** START **

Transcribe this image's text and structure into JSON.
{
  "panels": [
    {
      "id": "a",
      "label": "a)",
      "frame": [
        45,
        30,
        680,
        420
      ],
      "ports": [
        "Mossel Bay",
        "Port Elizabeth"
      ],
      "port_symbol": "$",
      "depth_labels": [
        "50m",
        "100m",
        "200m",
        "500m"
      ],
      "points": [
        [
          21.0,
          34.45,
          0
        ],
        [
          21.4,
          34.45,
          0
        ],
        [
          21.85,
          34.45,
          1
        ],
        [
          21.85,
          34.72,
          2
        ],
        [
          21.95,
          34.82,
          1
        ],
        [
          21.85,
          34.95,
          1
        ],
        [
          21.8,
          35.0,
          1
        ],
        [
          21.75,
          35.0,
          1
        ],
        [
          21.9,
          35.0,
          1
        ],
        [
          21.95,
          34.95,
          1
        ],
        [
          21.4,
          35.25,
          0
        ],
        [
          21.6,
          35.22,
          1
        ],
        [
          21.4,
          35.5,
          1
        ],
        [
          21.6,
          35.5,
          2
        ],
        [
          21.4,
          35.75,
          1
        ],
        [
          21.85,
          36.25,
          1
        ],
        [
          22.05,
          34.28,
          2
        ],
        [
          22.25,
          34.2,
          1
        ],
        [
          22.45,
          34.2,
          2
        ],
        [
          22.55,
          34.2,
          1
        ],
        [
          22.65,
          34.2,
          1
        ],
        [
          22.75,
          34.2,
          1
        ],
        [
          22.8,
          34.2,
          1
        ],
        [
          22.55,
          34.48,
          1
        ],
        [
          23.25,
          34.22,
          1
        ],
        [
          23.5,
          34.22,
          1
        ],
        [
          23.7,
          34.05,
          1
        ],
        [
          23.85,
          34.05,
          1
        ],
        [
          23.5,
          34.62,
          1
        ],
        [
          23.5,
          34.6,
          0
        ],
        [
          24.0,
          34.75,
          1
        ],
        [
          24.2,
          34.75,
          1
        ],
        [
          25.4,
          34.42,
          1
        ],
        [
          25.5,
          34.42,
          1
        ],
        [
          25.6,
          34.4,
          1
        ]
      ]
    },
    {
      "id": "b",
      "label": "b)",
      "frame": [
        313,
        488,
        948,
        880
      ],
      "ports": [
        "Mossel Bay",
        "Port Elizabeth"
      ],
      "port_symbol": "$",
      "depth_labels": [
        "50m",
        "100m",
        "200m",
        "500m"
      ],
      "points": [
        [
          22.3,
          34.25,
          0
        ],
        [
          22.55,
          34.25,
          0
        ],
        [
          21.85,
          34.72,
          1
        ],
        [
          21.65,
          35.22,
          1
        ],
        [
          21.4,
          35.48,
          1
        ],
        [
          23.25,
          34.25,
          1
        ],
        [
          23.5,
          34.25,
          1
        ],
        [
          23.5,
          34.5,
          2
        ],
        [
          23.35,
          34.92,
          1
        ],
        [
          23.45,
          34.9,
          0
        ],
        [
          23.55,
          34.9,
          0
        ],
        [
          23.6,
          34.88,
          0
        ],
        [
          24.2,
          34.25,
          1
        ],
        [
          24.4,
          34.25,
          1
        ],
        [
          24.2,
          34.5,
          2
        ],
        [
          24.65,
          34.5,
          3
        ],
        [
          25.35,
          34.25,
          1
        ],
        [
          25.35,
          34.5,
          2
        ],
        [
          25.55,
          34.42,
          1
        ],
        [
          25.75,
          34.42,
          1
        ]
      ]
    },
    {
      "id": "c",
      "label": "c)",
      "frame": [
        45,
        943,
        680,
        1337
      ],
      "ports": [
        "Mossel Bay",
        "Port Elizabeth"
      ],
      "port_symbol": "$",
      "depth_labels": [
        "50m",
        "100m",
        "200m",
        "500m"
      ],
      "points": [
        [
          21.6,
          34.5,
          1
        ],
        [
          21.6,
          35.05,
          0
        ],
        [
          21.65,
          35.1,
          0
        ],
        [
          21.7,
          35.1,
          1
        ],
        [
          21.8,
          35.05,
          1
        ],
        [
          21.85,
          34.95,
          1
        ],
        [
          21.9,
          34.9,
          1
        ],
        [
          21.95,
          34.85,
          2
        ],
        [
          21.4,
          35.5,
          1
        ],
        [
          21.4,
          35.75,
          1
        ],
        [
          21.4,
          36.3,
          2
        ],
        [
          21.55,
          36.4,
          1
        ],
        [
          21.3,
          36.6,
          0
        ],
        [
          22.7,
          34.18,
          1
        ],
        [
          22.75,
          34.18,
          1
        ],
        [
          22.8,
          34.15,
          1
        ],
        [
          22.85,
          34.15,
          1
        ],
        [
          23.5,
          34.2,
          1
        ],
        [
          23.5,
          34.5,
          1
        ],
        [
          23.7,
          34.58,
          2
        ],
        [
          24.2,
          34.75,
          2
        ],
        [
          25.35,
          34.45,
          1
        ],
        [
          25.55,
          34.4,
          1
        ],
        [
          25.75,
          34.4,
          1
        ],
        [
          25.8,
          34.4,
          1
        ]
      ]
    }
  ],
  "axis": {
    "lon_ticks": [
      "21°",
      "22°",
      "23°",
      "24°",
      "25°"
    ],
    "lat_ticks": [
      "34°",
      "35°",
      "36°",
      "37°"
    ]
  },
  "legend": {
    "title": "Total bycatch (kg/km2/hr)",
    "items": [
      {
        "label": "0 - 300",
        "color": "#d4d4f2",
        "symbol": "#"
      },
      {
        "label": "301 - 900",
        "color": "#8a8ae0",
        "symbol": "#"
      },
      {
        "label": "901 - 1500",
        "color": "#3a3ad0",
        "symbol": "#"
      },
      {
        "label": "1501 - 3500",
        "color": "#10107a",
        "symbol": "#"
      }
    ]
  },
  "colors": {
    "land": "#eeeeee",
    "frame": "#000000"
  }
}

** END **

## [Exercise requirements]
Make an exact copy of the material above.

## [Exercise result]
Transcribe this image's text and structure into JSON.
{
  "panels": [
    {
      "id": "a",
      "label": "a)",
      "frame": [
        45,
        30,
        680,
        420
      ],
      "ports": [
        "Mossel Bay",
        "Port Elizabeth"
      ],
      "port_symbol": "$",
      "depth_labels": [
        "50m",
        "100m",
        "200m",
        "500m"
      ],
      "points": [
        [
          21.0,
          34.45,
          0
        ],
        [
          21.4,
          34.45,
          0
        ],
        [
          21.85,
          34.45,
          1
        ],
        [
          21.85,
          34.72,
          2
        ],
        [
          21.95,
          34.82,
          1
        ],
        [
          21.85,
          34.95,
          1
        ],
        [
          21.8,
          35.0,
          1
        ],
        [
          21.75,
          35.0,
          1
        ],
        [
          21.9,
          35.0,
          1
        ],
        [
          21.95,
          34.95,
          1
        ],
        [
          21.4,
          35.25,
          0
        ],
        [
          21.6,
          35.22,
          1
        ],
        [
          21.4,
          35.5,
          1
        ],
        [
          21.6,
          35.5,
          2
        ],
        [
          21.4,
          35.75,
          1
        ],
        [
          21.85,
          36.25,
          1
        ],
        [
          22.05,
          34.28,
          2
        ],
        [
          22.25,
          34.2,
          1
        ],
        [
          22.45,
          34.2,
          2
        ],
        [
          22.55,
          34.2,
          1
        ],
        [
          22.65,
          34.2,
          1
        ],
        [
          22.75,
          34.2,
          1
        ],
        [
          22.8,
          34.2,
          1
        ],
        [
          22.55,
          34.48,
          1
        ],
        [
          23.25,
          34.22,
          1
        ],
        [
          23.5,
          34.22,
          1
        ],
        [
          23.7,
          34.05,
          1
        ],
        [
          23.85,
          34.05,
          1
        ],
        [
          23.5,
          34.62,
          1
        ],
        [
          23.5,
          34.6,
          0
        ],
        [
          24.0,
          34.75,
          1
        ],
        [
          24.2,
          34.75,
          1
        ],
        [
          25.4,
          34.42,
          1
        ],
        [
          25.5,
          34.42,
          1
        ],
        [
          25.6,
          34.4,
          1
        ]
      ]
    },
    {
      "id": "b",
      "label": "b)",
      "frame": [
        313,
        488,
        948,
        880
      ],
      "ports": [
        "Mossel Bay",
        "Port Elizabeth"
      ],
      "port_symbol": "$",
      "depth_labels": [
        "50m",
        "100m",
        "200m",
        "500m"
      ],
      "points": [
        [
          22.3,
          34.25,
          0
        ],
        [
          22.55,
          34.25,
          0
        ],
        [
          21.85,
          34.72,
          1
        ],
        [
          21.65,
          35.22,
          1
        ],
        [
          21.4,
          35.48,
          1
        ],
        [
          23.25,
          34.25,
          1
        ],
        [
          23.5,
          34.25,
          1
        ],
        [
          23.5,
          34.5,
          2
        ],
        [
          23.35,
          34.92,
          1
        ],
        [
          23.45,
          34.9,
          0
        ],
        [
          23.55,
          34.9,
          0
        ],
        [
          23.6,
          34.88,
          0
        ],
        [
          24.2,
          34.25,
          1
        ],
        [
          24.4,
          34.25,
          1
        ],
        [
          24.2,
          34.5,
          2
        ],
        [
          24.65,
          34.5,
          3
        ],
        [
          25.35,
          34.25,
          1
        ],
        [
          25.35,
          34.5,
          2
        ],
        [
          25.55,
          34.42,
          1
        ],
        [
          25.75,
          34.42,
          1
        ]
      ]
    },
    {
      "id": "c",
      "label": "c)",
      "frame": [
        45,
        943,
        680,
        1337
      ],
      "ports": [
        "Mossel Bay",
        "Port Elizabeth"
      ],
      "port_symbol": "$",
      "depth_labels": [
        "50m",
        "100m",
        "200m",
        "500m"
      ],
      "points": [
        [
          21.6,
          34.5,
          1
        ],
        [
          21.6,
          35.05,
          0
        ],
        [
          21.65,
          35.1,
          0
        ],
        [
          21.7,
          35.1,
          1
        ],
        [
          21.8,
          35.05,
          1
        ],
        [
          21.85,
          34.95,
          1
        ],
        [
          21.9,
          34.9,
          1
        ],
        [
          21.95,
          34.85,
          2
        ],
        [
          21.4,
          35.5,
          1
        ],
        [
          21.4,
          35.75,
          1
        ],
        [
          21.4,
          36.3,
          2
        ],
        [
          21.55,
          36.4,
          1
        ],
        [
          21.3,
          36.6,
          0
        ],
        [
          22.7,
          34.18,
          1
        ],
        [
          22.75,
          34.18,
          1
        ],
        [
          22.8,
          34.15,
          1
        ],
        [
          22.85,
          34.15,
          1
        ],
        [
          23.5,
          34.2,
          1
        ],
        [
          23.5,
          34.5,
          1
        ],
        [
          23.7,
          34.58,
          2
        ],
        [
          24.2,
          34.75,
          2
        ],
        [
          25.35,
          34.45,
          1
        ],
        [
          25.55,
          34.4,
          1
        ],
        [
          25.75,
          34.4,
          1
        ],
        [
          25.8,
          34.4,
          1
        ]
      ]
    }
  ],
  "axis": {
    "lon_ticks": [
      "21°",
      "22°",
      "23°",
      "24°",
      "25°"
    ],
    "lat_ticks": [
      "34°",
      "35°",
      "36°",
      "37°"
    ]
  },
  "legend": {
    "title": "Total bycatch (kg/km2/hr)",
    "items": [
      {
        "label": "0 - 300",
        "color": "#d4d4f2",
        "symbol": "#"
      },
      {
        "label": "301 - 900",
        "color": "#8a8ae0",
        "symbol": "#"
      },
      {
        "label": "901 - 1500",
        "color": "#3a3ad0",
        "symbol": "#"
      },
      {
        "label": "1501 - 3500",
        "color": "#10107a",
        "symbol": "#"
      }
    ]
  },
  "colors": {
    "land": "#eeeeee",
    "frame": "#000000"
  }
}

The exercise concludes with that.